[Figure data in JSON]

▼

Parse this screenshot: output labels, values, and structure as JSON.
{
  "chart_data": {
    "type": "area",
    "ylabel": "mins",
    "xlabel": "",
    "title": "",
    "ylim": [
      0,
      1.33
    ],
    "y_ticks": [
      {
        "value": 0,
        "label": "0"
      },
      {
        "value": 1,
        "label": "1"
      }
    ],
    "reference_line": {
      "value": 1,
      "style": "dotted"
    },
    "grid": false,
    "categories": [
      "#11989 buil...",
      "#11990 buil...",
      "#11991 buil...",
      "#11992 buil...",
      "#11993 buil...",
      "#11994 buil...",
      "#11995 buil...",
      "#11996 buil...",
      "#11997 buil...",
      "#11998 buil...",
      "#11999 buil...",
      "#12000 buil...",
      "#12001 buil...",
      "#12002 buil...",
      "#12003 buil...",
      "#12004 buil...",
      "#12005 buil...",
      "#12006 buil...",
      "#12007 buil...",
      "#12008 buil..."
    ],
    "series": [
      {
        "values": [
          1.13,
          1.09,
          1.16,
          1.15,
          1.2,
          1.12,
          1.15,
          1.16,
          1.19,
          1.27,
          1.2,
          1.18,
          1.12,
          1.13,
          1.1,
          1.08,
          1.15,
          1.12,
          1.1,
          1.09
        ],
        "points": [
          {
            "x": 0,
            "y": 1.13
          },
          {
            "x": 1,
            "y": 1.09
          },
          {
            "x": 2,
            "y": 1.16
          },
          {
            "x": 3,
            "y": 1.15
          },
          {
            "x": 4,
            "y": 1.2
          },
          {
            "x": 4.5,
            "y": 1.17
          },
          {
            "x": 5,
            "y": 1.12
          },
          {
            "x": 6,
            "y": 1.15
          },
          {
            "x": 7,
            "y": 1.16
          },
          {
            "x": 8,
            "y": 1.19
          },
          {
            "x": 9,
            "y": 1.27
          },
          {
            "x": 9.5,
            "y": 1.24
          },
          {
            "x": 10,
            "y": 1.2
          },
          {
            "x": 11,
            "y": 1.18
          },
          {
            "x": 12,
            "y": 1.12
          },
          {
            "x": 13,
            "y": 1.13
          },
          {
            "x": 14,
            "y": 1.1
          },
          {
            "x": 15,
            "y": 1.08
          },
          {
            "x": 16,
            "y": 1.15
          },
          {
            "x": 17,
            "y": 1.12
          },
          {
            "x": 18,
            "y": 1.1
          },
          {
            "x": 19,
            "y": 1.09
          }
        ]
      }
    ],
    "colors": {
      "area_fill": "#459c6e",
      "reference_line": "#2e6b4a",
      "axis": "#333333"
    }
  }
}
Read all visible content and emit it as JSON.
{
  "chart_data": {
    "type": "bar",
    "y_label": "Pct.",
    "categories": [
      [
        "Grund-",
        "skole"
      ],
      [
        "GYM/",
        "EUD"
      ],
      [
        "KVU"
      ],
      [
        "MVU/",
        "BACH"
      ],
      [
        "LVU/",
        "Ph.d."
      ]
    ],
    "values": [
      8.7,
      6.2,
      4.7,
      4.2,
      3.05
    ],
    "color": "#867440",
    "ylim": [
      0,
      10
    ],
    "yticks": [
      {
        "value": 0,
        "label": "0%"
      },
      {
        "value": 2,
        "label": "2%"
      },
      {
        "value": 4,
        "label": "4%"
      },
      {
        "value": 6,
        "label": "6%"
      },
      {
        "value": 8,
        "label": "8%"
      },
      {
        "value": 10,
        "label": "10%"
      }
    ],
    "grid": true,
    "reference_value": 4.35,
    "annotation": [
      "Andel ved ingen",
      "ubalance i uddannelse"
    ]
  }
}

▲

**The request**
Where a line in the entries holds "values", copy that line.

**Full solution**
Parse this screenshot: output labels, values, and structure as JSON.
        "values": [
    "values": [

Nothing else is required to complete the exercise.